** Start of Listing **

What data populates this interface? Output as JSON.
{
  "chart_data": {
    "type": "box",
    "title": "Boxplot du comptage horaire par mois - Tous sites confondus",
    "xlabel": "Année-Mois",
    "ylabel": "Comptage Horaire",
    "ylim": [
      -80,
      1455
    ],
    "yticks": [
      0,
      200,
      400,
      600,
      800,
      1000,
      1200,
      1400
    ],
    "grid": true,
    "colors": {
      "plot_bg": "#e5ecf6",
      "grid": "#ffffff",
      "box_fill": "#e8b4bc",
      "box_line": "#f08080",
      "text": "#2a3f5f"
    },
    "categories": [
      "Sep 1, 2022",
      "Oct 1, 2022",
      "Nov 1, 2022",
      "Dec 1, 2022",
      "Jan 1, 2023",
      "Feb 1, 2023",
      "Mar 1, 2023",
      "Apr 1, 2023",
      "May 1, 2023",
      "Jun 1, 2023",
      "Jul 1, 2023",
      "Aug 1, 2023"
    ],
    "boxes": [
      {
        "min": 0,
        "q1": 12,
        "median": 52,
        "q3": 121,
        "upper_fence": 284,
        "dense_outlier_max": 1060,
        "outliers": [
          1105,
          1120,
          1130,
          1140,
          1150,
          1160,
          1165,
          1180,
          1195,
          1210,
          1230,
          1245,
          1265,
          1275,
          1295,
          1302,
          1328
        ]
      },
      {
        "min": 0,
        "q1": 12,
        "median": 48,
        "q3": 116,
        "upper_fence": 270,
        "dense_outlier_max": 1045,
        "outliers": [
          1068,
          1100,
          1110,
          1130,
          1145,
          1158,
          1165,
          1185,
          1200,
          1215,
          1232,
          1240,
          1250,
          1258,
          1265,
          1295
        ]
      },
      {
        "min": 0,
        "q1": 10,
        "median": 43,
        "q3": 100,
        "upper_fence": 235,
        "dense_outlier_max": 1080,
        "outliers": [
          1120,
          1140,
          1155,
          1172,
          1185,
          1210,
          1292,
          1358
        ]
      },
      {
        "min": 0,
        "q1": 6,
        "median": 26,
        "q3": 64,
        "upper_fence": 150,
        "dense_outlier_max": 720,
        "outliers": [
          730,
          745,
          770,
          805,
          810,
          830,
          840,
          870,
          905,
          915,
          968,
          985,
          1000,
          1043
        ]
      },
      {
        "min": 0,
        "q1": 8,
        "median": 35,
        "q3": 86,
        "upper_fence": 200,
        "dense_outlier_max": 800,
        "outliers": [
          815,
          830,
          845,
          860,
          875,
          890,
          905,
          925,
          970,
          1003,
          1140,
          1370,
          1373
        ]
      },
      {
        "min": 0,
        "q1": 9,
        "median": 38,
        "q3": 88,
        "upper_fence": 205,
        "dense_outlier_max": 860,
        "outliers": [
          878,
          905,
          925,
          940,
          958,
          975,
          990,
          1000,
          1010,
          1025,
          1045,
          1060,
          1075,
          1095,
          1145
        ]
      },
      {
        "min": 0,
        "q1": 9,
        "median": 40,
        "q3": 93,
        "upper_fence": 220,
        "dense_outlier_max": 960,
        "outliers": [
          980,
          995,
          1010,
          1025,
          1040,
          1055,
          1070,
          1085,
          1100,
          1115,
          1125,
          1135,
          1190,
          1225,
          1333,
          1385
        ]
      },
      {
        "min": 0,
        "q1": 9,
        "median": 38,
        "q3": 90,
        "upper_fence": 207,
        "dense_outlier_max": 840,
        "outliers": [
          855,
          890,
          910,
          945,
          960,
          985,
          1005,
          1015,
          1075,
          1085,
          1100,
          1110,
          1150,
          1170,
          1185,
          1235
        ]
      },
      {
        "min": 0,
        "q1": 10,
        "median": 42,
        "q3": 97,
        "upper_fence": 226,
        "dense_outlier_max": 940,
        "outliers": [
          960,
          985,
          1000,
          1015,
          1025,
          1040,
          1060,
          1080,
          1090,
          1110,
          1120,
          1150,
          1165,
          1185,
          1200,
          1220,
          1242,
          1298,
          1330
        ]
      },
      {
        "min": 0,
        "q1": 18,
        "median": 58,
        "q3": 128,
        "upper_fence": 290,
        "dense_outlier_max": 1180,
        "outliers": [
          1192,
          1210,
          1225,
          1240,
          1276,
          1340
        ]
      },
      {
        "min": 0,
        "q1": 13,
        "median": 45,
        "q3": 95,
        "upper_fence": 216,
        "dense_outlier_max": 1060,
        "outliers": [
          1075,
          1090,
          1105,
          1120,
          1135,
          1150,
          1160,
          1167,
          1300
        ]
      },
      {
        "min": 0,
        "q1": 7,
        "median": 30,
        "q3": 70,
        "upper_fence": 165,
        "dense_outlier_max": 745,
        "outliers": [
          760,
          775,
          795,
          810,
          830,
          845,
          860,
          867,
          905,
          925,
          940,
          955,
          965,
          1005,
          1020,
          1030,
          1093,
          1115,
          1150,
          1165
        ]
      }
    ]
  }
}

** End of Listing **

[The request] Copy all lines from the data that hold the word "median".

[Task response]
        "median": 52,
        "median": 48,
        "median": 43,
        "median": 26,
        "median": 35,
        "median": 38,
        "median": 40,
        "median": 38,
        "median": 42,
        "median": 58,
        "median": 45,
        "median": 30,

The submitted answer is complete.